Source passage
>> BEGIN
The role of women in development: Towards a thriving society uncovering the past, building the present, and moving towards the future in Saudi Arabia

By Alexander Woodman 

Gender statistics are recognized as the vital factor while designing data policies for gender equality and women empowerment globally. Launched in 2016, the UN Women flagship program, “Making Every Woman and Girl Count,” was created to investigate how gender statistics are collected and used. The five-year-long program was targeted to improve the use of these statistics to improve the gender equality obligations in the 2030 Agenda for Sustainable Development. The governments of Australia, Ireland, Mexico, the United Kingdom, the United States of America, and the Bill & Melinda Gates Foundation were among the supporting members of the UN Women program.

On September 26, 2018, two years after the formation of this initiative, Alwaleed Philanthropies’ Secretary General, Her Royal Highness Princess Lamia bint Majed Al Saud signed a pact which joined the “Making Every Woman and Girl Count” initiative with the UN Women Executive Director Phumzile Mlambo-Ngcuka. At this event, HRH Princess Lamia stated: “At Alwaleed Philanthropies, we strongly believe that it is only through strong and effective collaboration, that we can build a more tolerant, prosperous, and accepting world.”
>> END
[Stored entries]
>> BEGIN
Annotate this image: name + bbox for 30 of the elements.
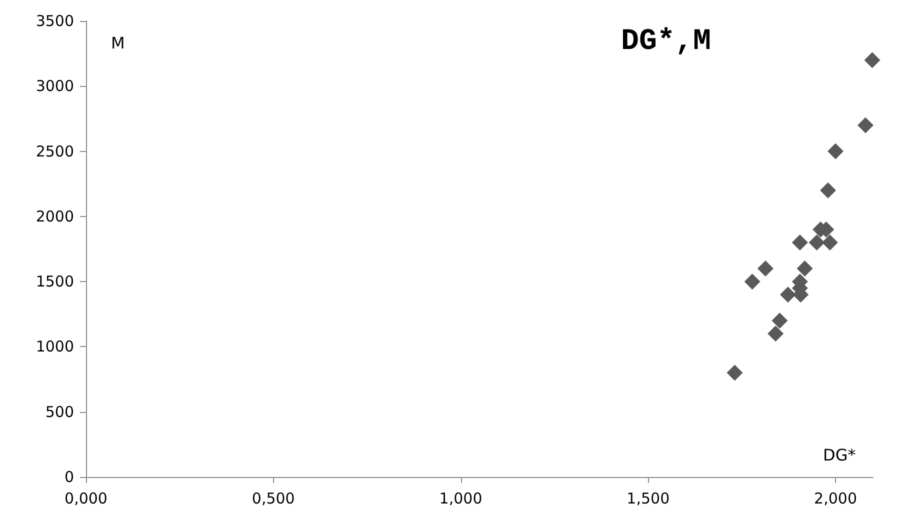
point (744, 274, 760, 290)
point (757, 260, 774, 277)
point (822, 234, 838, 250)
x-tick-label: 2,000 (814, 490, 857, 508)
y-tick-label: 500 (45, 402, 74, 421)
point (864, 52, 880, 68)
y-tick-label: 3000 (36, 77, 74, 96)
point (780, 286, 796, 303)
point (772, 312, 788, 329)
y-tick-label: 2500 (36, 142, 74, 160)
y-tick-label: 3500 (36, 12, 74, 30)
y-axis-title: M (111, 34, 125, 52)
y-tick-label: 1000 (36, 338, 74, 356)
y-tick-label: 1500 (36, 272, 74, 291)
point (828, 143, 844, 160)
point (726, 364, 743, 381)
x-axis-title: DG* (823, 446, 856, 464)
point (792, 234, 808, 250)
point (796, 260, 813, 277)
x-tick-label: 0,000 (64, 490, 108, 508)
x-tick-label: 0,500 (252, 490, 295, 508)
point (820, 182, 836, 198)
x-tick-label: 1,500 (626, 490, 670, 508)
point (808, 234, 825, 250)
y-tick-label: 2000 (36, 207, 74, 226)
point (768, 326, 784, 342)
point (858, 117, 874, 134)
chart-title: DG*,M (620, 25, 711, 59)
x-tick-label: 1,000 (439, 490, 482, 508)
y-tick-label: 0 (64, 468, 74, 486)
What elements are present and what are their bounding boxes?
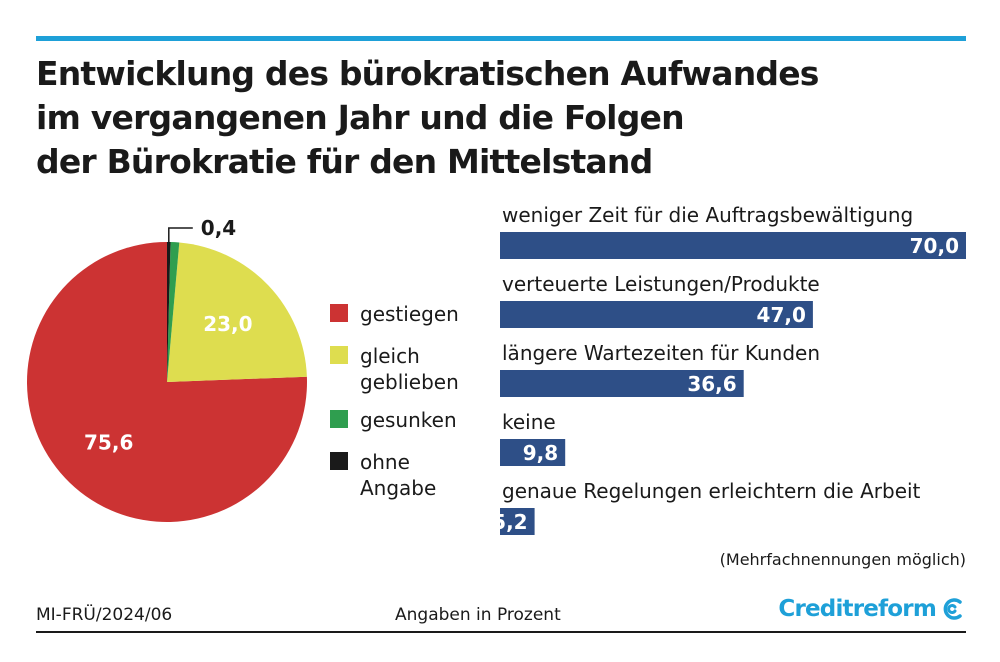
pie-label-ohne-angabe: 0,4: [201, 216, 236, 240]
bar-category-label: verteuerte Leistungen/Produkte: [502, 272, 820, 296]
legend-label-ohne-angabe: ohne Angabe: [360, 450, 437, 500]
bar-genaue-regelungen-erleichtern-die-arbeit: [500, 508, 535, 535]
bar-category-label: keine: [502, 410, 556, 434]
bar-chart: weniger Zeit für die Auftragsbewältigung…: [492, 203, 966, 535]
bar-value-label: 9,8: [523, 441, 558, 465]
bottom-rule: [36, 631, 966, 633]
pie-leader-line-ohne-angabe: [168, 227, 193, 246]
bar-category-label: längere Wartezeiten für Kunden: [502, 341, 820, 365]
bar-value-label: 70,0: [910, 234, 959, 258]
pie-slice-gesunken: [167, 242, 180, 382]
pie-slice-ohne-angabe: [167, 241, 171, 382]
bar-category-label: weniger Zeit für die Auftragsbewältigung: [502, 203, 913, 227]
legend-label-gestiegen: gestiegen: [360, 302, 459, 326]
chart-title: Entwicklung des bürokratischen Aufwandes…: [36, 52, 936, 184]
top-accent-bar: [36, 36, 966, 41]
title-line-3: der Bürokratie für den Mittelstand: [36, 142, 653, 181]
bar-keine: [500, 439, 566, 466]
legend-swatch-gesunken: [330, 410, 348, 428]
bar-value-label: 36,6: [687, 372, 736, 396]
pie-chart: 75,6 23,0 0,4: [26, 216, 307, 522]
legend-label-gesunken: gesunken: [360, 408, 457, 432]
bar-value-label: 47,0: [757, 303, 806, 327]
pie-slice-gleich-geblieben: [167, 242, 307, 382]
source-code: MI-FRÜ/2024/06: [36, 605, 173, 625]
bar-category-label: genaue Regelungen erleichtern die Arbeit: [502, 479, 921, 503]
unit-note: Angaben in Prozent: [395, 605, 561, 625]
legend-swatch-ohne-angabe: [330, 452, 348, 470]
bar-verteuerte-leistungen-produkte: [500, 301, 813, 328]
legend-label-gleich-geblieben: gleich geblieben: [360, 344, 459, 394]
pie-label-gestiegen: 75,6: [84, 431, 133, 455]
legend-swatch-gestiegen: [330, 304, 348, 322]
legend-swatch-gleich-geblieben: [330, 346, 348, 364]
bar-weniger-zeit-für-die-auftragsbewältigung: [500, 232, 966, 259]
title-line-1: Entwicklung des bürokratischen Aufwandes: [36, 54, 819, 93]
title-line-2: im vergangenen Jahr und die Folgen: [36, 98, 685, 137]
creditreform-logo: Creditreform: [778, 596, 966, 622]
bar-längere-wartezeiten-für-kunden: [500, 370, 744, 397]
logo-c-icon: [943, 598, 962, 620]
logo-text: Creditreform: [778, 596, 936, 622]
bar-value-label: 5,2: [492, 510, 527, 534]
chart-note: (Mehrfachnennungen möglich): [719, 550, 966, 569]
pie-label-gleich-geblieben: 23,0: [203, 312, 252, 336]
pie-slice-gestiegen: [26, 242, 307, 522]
>> END
Instruction A
Decide whether each statement agrees with the article on women in development, answering yes or no and quoting the deciding words: (i) The "Making Every Woman and Girl Count" program was launched in 2016. (ii) The program was planned to run for ten years. (iii) The pact joining the initiative was signed on September 26, 2018.
Instruction B
In the stored entries, rename "point" to "marker" in the lines from the line with "point (744, 274, 760, 290)" to the line with "point (772, 312, 788, 329)", and give those lines with nothing else changed.

Final result A
(i) Yes: "Launched in 2016, the UN Women flagship program, “Making Every Woman and Girl Count,”"
(ii) No: "The five-year-long program"
(iii) Yes: "On September 26, 2018"

Final result B
marker (744, 274, 760, 290)
marker (757, 260, 774, 277)
marker (822, 234, 838, 250)
x-tick-label: 2,000 (814, 490, 857, 508)
y-tick-label: 500 (45, 402, 74, 421)
marker (864, 52, 880, 68)
y-tick-label: 3000 (36, 77, 74, 96)
marker (780, 286, 796, 303)
marker (772, 312, 788, 329)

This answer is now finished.